Top of Excerpted data

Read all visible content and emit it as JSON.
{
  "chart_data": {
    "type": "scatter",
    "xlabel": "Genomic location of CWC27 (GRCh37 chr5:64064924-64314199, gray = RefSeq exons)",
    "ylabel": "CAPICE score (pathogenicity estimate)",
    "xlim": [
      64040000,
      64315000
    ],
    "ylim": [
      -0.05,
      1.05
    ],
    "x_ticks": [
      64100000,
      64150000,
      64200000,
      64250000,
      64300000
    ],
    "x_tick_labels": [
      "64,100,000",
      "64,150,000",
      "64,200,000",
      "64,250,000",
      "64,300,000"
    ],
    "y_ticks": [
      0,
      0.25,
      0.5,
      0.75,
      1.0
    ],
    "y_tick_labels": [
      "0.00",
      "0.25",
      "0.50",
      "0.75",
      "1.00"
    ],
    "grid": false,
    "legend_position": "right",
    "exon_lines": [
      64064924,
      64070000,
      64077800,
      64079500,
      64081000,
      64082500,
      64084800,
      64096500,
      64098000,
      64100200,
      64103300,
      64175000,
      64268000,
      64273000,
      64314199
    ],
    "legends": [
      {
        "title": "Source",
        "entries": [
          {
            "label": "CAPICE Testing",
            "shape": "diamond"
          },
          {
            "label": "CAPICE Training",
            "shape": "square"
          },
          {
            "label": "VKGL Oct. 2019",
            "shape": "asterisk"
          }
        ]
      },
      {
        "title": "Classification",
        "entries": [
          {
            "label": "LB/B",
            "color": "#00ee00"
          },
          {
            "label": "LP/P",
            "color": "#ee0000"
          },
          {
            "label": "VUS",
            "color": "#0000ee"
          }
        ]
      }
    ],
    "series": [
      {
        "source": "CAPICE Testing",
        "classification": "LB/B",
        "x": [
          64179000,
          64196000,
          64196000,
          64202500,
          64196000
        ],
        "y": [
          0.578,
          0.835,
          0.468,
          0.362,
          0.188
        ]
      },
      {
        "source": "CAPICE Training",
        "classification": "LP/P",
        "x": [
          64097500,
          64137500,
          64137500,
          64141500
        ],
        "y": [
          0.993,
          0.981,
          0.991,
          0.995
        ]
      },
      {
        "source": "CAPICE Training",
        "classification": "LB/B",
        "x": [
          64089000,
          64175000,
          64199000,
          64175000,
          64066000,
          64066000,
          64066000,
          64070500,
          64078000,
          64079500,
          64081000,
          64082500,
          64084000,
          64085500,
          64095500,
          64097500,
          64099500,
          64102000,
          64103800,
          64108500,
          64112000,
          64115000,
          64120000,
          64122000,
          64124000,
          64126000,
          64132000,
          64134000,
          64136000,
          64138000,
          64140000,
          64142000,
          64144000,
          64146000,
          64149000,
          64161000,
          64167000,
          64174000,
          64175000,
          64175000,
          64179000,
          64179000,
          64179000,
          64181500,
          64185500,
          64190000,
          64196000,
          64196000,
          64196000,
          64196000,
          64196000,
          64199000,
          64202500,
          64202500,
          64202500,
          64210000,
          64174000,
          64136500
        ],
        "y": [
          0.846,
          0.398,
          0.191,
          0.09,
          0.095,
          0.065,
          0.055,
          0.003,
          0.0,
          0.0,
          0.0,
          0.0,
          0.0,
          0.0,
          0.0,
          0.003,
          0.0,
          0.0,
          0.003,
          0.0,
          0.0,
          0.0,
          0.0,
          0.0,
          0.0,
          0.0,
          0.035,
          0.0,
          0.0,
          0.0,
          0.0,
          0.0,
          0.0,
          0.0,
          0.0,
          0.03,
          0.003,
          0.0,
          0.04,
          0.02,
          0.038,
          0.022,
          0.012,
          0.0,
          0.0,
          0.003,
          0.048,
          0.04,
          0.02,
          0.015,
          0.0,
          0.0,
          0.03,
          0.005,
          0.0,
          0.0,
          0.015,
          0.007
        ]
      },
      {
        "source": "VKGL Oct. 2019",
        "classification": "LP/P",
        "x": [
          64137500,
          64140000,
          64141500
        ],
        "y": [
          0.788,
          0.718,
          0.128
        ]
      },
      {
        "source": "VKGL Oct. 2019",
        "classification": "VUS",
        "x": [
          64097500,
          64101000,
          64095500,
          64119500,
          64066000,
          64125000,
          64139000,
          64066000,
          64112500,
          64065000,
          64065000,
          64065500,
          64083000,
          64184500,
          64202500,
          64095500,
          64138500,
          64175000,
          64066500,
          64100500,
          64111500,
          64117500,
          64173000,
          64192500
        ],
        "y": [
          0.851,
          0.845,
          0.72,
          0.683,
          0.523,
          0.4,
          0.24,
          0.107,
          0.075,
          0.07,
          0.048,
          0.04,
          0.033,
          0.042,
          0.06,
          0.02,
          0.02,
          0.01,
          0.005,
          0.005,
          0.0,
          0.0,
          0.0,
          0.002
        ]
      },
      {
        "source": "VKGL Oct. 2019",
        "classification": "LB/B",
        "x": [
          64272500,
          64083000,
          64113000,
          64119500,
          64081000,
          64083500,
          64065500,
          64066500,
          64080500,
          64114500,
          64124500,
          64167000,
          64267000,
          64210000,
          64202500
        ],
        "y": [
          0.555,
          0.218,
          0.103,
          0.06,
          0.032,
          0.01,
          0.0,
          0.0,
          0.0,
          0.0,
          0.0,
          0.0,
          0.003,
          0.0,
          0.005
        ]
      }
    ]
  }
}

Bottom of Excerpted data
Top of Excerpted data

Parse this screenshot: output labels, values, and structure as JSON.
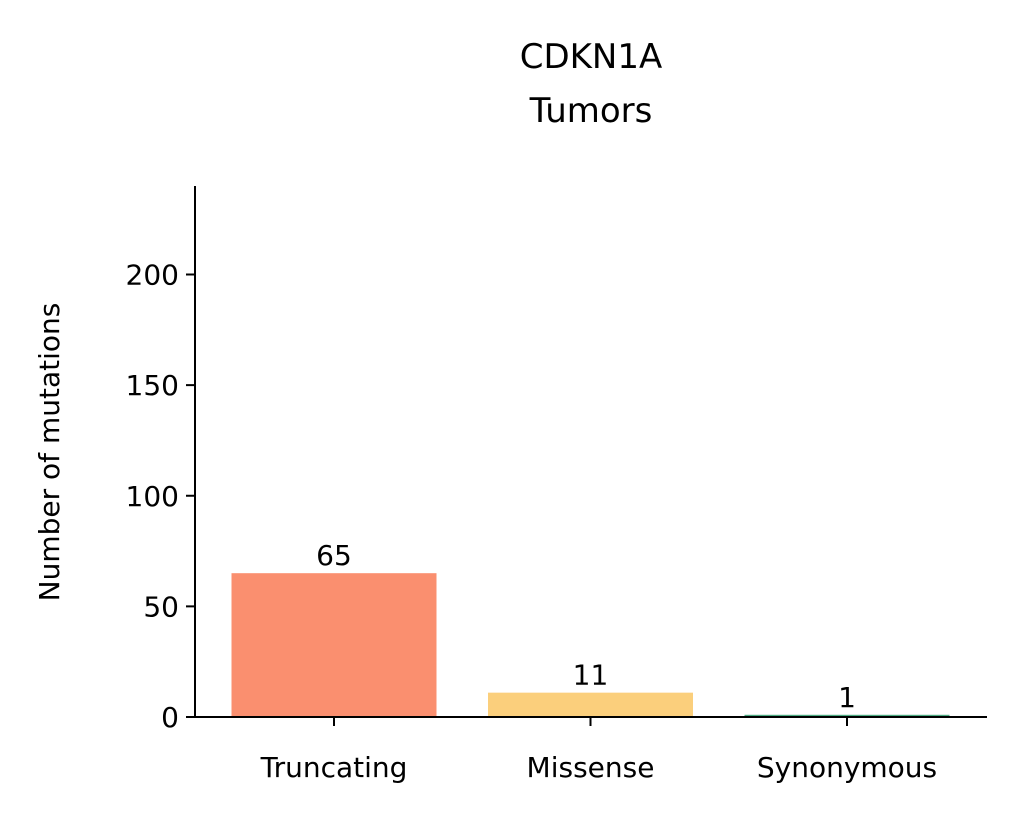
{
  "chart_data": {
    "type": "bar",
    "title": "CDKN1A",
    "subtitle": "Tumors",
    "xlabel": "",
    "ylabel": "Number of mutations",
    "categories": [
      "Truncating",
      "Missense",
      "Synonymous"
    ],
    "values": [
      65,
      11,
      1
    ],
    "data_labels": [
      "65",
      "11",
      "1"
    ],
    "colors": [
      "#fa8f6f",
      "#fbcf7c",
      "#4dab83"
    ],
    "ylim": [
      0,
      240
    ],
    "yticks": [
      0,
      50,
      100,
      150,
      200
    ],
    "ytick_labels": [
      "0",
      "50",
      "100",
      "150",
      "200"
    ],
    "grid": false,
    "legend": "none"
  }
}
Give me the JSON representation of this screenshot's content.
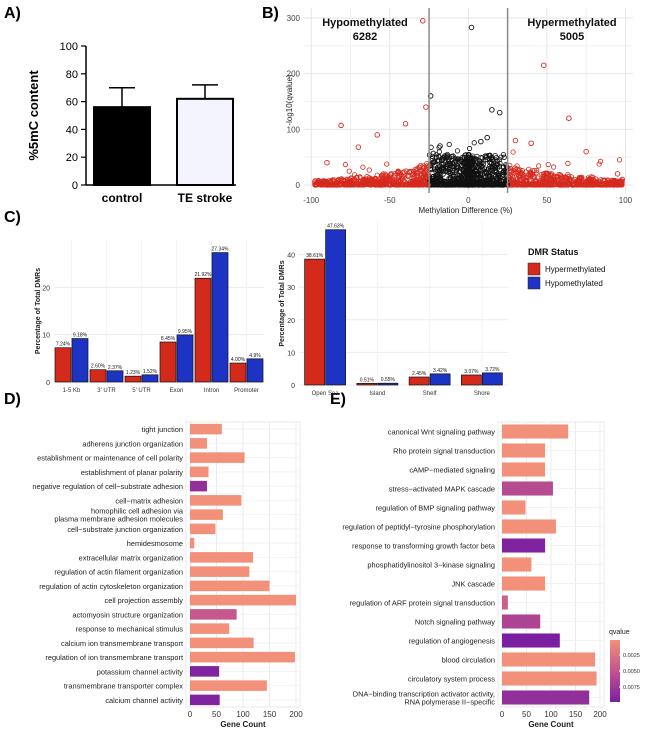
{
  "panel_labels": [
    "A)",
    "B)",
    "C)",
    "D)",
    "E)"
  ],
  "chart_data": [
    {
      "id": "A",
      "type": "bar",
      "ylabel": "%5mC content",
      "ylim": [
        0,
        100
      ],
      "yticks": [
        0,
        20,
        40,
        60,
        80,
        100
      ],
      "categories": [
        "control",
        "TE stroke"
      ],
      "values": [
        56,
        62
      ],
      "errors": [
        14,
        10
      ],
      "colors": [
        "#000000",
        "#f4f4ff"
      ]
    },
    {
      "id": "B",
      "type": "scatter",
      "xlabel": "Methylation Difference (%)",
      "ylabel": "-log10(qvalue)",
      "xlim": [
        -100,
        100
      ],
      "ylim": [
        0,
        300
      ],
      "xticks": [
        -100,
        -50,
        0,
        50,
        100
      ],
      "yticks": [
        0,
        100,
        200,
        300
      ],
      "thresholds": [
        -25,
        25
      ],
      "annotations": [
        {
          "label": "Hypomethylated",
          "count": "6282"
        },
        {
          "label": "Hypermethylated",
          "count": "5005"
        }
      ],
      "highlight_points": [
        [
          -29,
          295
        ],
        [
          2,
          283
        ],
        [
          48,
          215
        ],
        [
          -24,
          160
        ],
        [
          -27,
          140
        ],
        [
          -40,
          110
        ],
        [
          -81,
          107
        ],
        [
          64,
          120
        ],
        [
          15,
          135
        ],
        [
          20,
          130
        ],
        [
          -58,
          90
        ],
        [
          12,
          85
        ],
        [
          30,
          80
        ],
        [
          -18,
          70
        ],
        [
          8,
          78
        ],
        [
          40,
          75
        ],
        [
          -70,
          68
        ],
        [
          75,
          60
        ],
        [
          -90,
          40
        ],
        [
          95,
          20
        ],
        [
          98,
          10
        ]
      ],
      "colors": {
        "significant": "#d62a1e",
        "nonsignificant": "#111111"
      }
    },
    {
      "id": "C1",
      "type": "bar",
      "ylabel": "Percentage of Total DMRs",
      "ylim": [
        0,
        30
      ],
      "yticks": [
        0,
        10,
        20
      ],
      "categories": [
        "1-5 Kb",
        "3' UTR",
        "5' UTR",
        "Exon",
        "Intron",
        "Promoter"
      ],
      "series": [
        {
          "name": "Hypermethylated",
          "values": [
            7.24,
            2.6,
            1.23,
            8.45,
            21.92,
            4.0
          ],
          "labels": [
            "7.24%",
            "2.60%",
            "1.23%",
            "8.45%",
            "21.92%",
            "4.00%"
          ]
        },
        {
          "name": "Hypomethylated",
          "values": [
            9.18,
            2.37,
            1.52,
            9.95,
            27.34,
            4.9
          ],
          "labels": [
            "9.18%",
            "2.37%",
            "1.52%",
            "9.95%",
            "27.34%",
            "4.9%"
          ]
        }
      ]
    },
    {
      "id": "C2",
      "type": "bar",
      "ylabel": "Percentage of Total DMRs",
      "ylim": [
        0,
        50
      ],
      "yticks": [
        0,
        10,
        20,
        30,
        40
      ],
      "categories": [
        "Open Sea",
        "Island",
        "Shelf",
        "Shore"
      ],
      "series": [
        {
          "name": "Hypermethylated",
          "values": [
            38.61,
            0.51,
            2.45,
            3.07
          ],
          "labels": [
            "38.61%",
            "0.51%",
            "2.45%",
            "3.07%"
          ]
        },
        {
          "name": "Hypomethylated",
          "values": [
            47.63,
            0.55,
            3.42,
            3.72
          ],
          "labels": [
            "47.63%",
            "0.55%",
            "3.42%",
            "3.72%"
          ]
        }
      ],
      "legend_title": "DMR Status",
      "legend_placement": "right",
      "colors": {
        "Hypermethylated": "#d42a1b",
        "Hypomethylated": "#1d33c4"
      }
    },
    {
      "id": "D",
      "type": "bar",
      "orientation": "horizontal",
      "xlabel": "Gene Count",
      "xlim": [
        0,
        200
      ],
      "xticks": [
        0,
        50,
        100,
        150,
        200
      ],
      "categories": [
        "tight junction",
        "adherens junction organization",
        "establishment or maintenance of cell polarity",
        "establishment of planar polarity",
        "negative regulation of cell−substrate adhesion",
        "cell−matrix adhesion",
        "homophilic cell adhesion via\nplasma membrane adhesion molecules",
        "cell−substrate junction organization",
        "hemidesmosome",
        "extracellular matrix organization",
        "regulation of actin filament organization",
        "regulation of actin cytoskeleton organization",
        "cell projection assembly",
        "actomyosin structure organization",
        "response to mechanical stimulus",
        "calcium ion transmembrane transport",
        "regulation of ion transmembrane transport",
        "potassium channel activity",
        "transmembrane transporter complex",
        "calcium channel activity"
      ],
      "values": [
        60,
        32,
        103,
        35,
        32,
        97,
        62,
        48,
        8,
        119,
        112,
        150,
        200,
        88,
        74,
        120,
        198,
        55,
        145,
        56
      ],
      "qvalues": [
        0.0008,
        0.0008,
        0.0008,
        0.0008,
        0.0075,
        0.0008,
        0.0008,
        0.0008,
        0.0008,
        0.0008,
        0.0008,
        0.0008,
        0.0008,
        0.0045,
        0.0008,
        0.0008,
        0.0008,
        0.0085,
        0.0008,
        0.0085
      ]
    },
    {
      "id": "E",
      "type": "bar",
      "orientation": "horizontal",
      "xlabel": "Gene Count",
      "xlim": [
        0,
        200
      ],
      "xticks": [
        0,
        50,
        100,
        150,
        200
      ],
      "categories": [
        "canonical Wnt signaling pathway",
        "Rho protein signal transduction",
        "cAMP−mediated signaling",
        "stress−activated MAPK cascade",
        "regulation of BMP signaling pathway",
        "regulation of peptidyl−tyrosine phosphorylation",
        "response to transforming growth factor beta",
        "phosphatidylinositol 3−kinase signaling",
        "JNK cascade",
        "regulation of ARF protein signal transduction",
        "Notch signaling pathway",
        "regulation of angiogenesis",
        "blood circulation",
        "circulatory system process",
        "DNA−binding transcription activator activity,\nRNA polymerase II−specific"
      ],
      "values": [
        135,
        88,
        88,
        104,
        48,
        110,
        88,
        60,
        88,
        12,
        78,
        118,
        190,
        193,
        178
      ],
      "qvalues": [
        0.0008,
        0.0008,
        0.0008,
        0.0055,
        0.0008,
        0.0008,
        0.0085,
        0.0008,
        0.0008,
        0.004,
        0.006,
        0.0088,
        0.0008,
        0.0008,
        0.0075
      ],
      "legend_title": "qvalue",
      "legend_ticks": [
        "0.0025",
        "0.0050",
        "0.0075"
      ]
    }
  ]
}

Bottom of Excerpted data
Top of Excerpted data

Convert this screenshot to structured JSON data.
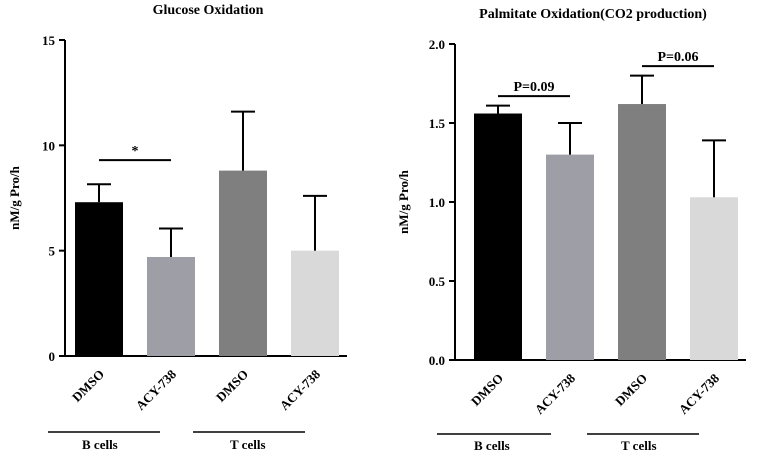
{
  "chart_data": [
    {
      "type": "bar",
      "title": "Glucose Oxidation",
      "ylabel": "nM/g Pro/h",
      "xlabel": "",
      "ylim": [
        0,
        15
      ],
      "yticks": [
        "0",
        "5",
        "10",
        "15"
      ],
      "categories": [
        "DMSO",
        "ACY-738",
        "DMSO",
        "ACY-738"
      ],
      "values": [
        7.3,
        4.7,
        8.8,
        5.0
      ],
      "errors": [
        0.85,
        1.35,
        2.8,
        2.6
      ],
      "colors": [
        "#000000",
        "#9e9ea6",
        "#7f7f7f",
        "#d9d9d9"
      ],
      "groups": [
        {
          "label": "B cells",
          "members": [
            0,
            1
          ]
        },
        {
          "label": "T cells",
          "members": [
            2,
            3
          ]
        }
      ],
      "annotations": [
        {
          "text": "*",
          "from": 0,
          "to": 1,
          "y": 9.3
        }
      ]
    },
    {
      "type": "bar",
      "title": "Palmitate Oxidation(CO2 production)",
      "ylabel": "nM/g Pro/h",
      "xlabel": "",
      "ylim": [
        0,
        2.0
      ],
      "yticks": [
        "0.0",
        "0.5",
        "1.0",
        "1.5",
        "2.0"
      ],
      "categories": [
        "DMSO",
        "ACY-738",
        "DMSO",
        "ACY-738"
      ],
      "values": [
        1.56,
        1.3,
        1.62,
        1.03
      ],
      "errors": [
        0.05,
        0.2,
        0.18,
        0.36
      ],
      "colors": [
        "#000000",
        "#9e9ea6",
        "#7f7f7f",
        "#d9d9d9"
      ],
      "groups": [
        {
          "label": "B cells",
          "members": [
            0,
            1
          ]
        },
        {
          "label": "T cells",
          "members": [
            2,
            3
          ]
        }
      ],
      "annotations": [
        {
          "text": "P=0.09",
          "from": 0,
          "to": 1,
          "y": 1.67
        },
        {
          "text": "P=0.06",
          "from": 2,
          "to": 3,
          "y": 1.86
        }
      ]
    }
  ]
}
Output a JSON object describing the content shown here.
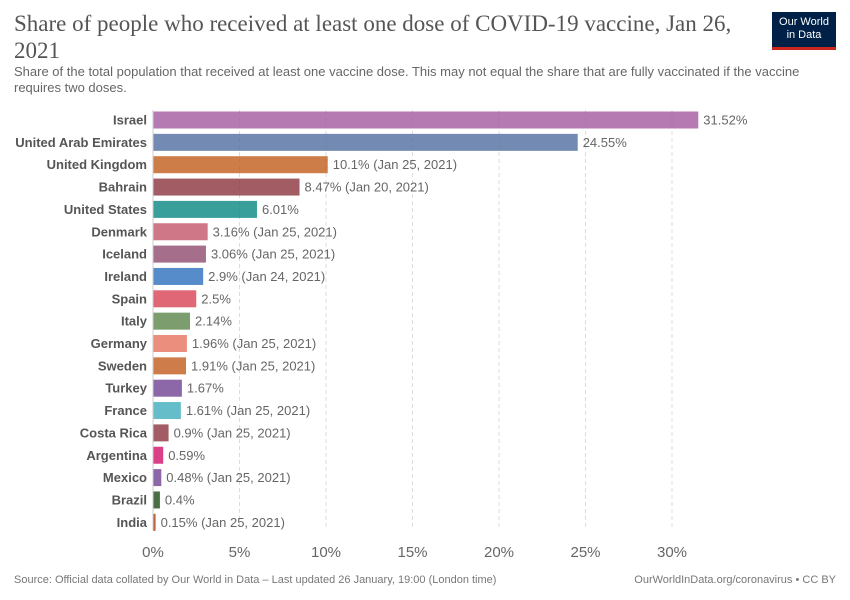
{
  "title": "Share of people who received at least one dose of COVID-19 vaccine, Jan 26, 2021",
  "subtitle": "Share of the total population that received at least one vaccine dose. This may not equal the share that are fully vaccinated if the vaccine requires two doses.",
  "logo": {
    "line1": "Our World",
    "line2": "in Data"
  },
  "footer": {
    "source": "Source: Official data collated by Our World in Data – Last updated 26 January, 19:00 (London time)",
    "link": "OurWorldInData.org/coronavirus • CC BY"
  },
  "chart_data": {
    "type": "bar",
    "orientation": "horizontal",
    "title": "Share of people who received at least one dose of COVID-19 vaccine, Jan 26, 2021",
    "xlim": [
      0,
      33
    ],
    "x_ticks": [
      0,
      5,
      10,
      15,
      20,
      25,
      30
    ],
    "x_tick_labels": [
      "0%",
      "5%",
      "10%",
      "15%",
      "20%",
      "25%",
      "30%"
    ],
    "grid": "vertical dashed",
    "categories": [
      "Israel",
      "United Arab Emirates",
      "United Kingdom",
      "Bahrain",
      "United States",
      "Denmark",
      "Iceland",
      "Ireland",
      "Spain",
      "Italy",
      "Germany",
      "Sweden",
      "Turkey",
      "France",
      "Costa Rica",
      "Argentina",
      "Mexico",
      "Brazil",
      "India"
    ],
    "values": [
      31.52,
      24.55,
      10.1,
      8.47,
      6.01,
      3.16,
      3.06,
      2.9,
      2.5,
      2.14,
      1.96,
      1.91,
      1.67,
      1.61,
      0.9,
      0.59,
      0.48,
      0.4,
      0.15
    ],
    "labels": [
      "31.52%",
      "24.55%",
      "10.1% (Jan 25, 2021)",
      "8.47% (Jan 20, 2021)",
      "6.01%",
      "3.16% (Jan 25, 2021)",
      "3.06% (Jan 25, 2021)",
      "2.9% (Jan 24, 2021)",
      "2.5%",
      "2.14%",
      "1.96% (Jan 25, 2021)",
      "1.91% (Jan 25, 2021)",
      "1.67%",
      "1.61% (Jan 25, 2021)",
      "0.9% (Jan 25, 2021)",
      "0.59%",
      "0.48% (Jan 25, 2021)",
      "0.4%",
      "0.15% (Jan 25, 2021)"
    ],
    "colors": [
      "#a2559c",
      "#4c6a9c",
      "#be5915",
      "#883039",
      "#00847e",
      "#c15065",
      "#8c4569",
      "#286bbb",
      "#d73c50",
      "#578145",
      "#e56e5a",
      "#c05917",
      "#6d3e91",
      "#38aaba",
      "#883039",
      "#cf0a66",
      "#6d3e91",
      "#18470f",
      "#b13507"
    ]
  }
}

Bottom of Excerpted data

Exercise details:
Copy all the lines above that hold the string "United".

Exercise solution:
      "United Arab Emirates",
      "United Kingdom",
      "United States",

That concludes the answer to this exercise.